Copy out each line exactly; pictures stay out of the copy.

- _Records supplied_
★ ★ ★ ★ ★ ★ ★
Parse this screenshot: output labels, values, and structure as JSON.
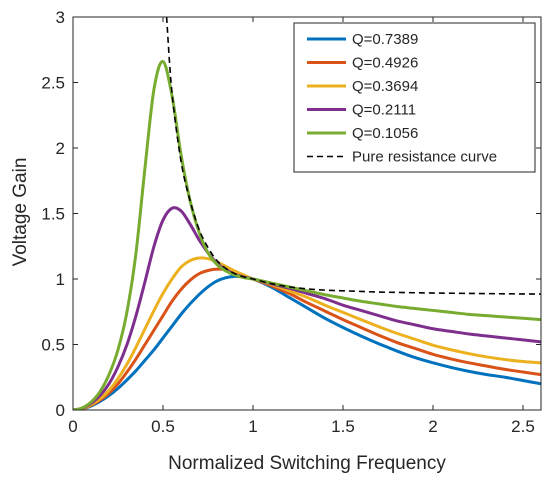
{
  "chart_data": {
    "type": "line",
    "title": "",
    "xlabel": "Normalized Switching Frequency",
    "ylabel": "Voltage Gain",
    "xlim": [
      0,
      2.6
    ],
    "ylim": [
      0,
      3
    ],
    "xticks": [
      0,
      0.5,
      1,
      1.5,
      2,
      2.5
    ],
    "xtick_labels": [
      "0",
      "0.5",
      "1",
      "1.5",
      "2",
      "2.5"
    ],
    "yticks": [
      0,
      0.5,
      1,
      1.5,
      2,
      2.5,
      3
    ],
    "ytick_labels": [
      "0",
      "0.5",
      "1",
      "1.5",
      "2",
      "2.5",
      "3"
    ],
    "grid": false,
    "legend_position": "top-right",
    "x": [
      0,
      0.05,
      0.1,
      0.15,
      0.2,
      0.25,
      0.3,
      0.35,
      0.4,
      0.45,
      0.5,
      0.55,
      0.6,
      0.65,
      0.7,
      0.75,
      0.8,
      0.85,
      0.9,
      0.95,
      1,
      1.1,
      1.2,
      1.3,
      1.4,
      1.5,
      1.6,
      1.7,
      1.8,
      1.9,
      2,
      2.1,
      2.2,
      2.3,
      2.4,
      2.5,
      2.6
    ],
    "series": [
      {
        "name": "Q=0.7389",
        "color": "#0072BD",
        "style": "solid",
        "values": [
          0,
          0.008,
          0.03,
          0.065,
          0.11,
          0.165,
          0.23,
          0.3,
          0.38,
          0.46,
          0.55,
          0.64,
          0.73,
          0.81,
          0.88,
          0.94,
          0.985,
          1.01,
          1.02,
          1.015,
          1.0,
          0.94,
          0.86,
          0.78,
          0.7,
          0.63,
          0.565,
          0.505,
          0.45,
          0.4,
          0.36,
          0.325,
          0.295,
          0.27,
          0.25,
          0.225,
          0.2
        ]
      },
      {
        "name": "Q=0.4926",
        "color": "#D95319",
        "style": "solid",
        "values": [
          0,
          0.009,
          0.035,
          0.075,
          0.13,
          0.2,
          0.29,
          0.39,
          0.5,
          0.61,
          0.72,
          0.83,
          0.92,
          0.99,
          1.04,
          1.065,
          1.075,
          1.07,
          1.05,
          1.025,
          1.0,
          0.95,
          0.89,
          0.82,
          0.755,
          0.69,
          0.63,
          0.57,
          0.515,
          0.47,
          0.425,
          0.39,
          0.36,
          0.335,
          0.31,
          0.29,
          0.27
        ]
      },
      {
        "name": "Q=0.3694",
        "color": "#EDB120",
        "style": "solid",
        "values": [
          0,
          0.01,
          0.04,
          0.085,
          0.15,
          0.24,
          0.35,
          0.48,
          0.62,
          0.76,
          0.89,
          1.0,
          1.09,
          1.14,
          1.16,
          1.155,
          1.13,
          1.095,
          1.06,
          1.03,
          1.0,
          0.96,
          0.91,
          0.86,
          0.8,
          0.745,
          0.69,
          0.635,
          0.585,
          0.54,
          0.495,
          0.46,
          0.43,
          0.405,
          0.385,
          0.37,
          0.36
        ]
      },
      {
        "name": "Q=0.2111",
        "color": "#7E2F8E",
        "style": "solid",
        "values": [
          0,
          0.012,
          0.05,
          0.11,
          0.2,
          0.33,
          0.5,
          0.72,
          0.98,
          1.25,
          1.45,
          1.54,
          1.52,
          1.42,
          1.3,
          1.2,
          1.12,
          1.07,
          1.035,
          1.015,
          1.0,
          0.965,
          0.93,
          0.89,
          0.85,
          0.8,
          0.76,
          0.72,
          0.68,
          0.65,
          0.62,
          0.6,
          0.58,
          0.565,
          0.55,
          0.535,
          0.52
        ]
      },
      {
        "name": "Q=0.1056",
        "color": "#77AC30",
        "style": "solid",
        "values": [
          0,
          0.015,
          0.06,
          0.14,
          0.27,
          0.46,
          0.75,
          1.2,
          1.85,
          2.45,
          2.66,
          2.4,
          1.95,
          1.6,
          1.36,
          1.2,
          1.11,
          1.06,
          1.03,
          1.01,
          1.0,
          0.97,
          0.94,
          0.91,
          0.88,
          0.855,
          0.83,
          0.81,
          0.79,
          0.775,
          0.76,
          0.745,
          0.73,
          0.72,
          0.71,
          0.7,
          0.69
        ]
      },
      {
        "name": "Pure resistance curve",
        "color": "#000000",
        "style": "dashed",
        "x": [
          0.52,
          0.55,
          0.6,
          0.65,
          0.7,
          0.75,
          0.8,
          0.85,
          0.9,
          0.95,
          1,
          1.1,
          1.2,
          1.3,
          1.4,
          1.5,
          1.6,
          1.7,
          1.8,
          1.9,
          2,
          2.2,
          2.4,
          2.6
        ],
        "values": [
          3.0,
          2.42,
          1.9,
          1.6,
          1.38,
          1.24,
          1.14,
          1.08,
          1.04,
          1.015,
          1.0,
          0.965,
          0.94,
          0.925,
          0.915,
          0.91,
          0.905,
          0.9,
          0.898,
          0.895,
          0.893,
          0.89,
          0.887,
          0.885
        ]
      }
    ]
  }
}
★ ★ ★ ★ ★ ★ ★
- _The output_
Parse this screenshot: output labels, values, and structure as JSON.
{
  "chart_data": {
    "type": "line",
    "title": "",
    "xlabel": "Normalized Switching Frequency",
    "ylabel": "Voltage Gain",
    "xlim": [
      0,
      2.6
    ],
    "ylim": [
      0,
      3
    ],
    "xticks": [
      0,
      0.5,
      1,
      1.5,
      2,
      2.5
    ],
    "xtick_labels": [
      "0",
      "0.5",
      "1",
      "1.5",
      "2",
      "2.5"
    ],
    "yticks": [
      0,
      0.5,
      1,
      1.5,
      2,
      2.5,
      3
    ],
    "ytick_labels": [
      "0",
      "0.5",
      "1",
      "1.5",
      "2",
      "2.5",
      "3"
    ],
    "grid": false,
    "legend_position": "top-right",
    "x": [
      0,
      0.05,
      0.1,
      0.15,
      0.2,
      0.25,
      0.3,
      0.35,
      0.4,
      0.45,
      0.5,
      0.55,
      0.6,
      0.65,
      0.7,
      0.75,
      0.8,
      0.85,
      0.9,
      0.95,
      1,
      1.1,
      1.2,
      1.3,
      1.4,
      1.5,
      1.6,
      1.7,
      1.8,
      1.9,
      2,
      2.1,
      2.2,
      2.3,
      2.4,
      2.5,
      2.6
    ],
    "series": [
      {
        "name": "Q=0.7389",
        "color": "#0072BD",
        "style": "solid",
        "values": [
          0,
          0.008,
          0.03,
          0.065,
          0.11,
          0.165,
          0.23,
          0.3,
          0.38,
          0.46,
          0.55,
          0.64,
          0.73,
          0.81,
          0.88,
          0.94,
          0.985,
          1.01,
          1.02,
          1.015,
          1.0,
          0.94,
          0.86,
          0.78,
          0.7,
          0.63,
          0.565,
          0.505,
          0.45,
          0.4,
          0.36,
          0.325,
          0.295,
          0.27,
          0.25,
          0.225,
          0.2
        ]
      },
      {
        "name": "Q=0.4926",
        "color": "#D95319",
        "style": "solid",
        "values": [
          0,
          0.009,
          0.035,
          0.075,
          0.13,
          0.2,
          0.29,
          0.39,
          0.5,
          0.61,
          0.72,
          0.83,
          0.92,
          0.99,
          1.04,
          1.065,
          1.075,
          1.07,
          1.05,
          1.025,
          1.0,
          0.95,
          0.89,
          0.82,
          0.755,
          0.69,
          0.63,
          0.57,
          0.515,
          0.47,
          0.425,
          0.39,
          0.36,
          0.335,
          0.31,
          0.29,
          0.27
        ]
      },
      {
        "name": "Q=0.3694",
        "color": "#EDB120",
        "style": "solid",
        "values": [
          0,
          0.01,
          0.04,
          0.085,
          0.15,
          0.24,
          0.35,
          0.48,
          0.62,
          0.76,
          0.89,
          1.0,
          1.09,
          1.14,
          1.16,
          1.155,
          1.13,
          1.095,
          1.06,
          1.03,
          1.0,
          0.96,
          0.91,
          0.86,
          0.8,
          0.745,
          0.69,
          0.635,
          0.585,
          0.54,
          0.495,
          0.46,
          0.43,
          0.405,
          0.385,
          0.37,
          0.36
        ]
      },
      {
        "name": "Q=0.2111",
        "color": "#7E2F8E",
        "style": "solid",
        "values": [
          0,
          0.012,
          0.05,
          0.11,
          0.2,
          0.33,
          0.5,
          0.72,
          0.98,
          1.25,
          1.45,
          1.54,
          1.52,
          1.42,
          1.3,
          1.2,
          1.12,
          1.07,
          1.035,
          1.015,
          1.0,
          0.965,
          0.93,
          0.89,
          0.85,
          0.8,
          0.76,
          0.72,
          0.68,
          0.65,
          0.62,
          0.6,
          0.58,
          0.565,
          0.55,
          0.535,
          0.52
        ]
      },
      {
        "name": "Q=0.1056",
        "color": "#77AC30",
        "style": "solid",
        "values": [
          0,
          0.015,
          0.06,
          0.14,
          0.27,
          0.46,
          0.75,
          1.2,
          1.85,
          2.45,
          2.66,
          2.4,
          1.95,
          1.6,
          1.36,
          1.2,
          1.11,
          1.06,
          1.03,
          1.01,
          1.0,
          0.97,
          0.94,
          0.91,
          0.88,
          0.855,
          0.83,
          0.81,
          0.79,
          0.775,
          0.76,
          0.745,
          0.73,
          0.72,
          0.71,
          0.7,
          0.69
        ]
      },
      {
        "name": "Pure resistance curve",
        "color": "#000000",
        "style": "dashed",
        "x": [
          0.52,
          0.55,
          0.6,
          0.65,
          0.7,
          0.75,
          0.8,
          0.85,
          0.9,
          0.95,
          1,
          1.1,
          1.2,
          1.3,
          1.4,
          1.5,
          1.6,
          1.7,
          1.8,
          1.9,
          2,
          2.2,
          2.4,
          2.6
        ],
        "values": [
          3.0,
          2.42,
          1.9,
          1.6,
          1.38,
          1.24,
          1.14,
          1.08,
          1.04,
          1.015,
          1.0,
          0.965,
          0.94,
          0.925,
          0.915,
          0.91,
          0.905,
          0.9,
          0.898,
          0.895,
          0.893,
          0.89,
          0.887,
          0.885
        ]
      }
    ]
  }
}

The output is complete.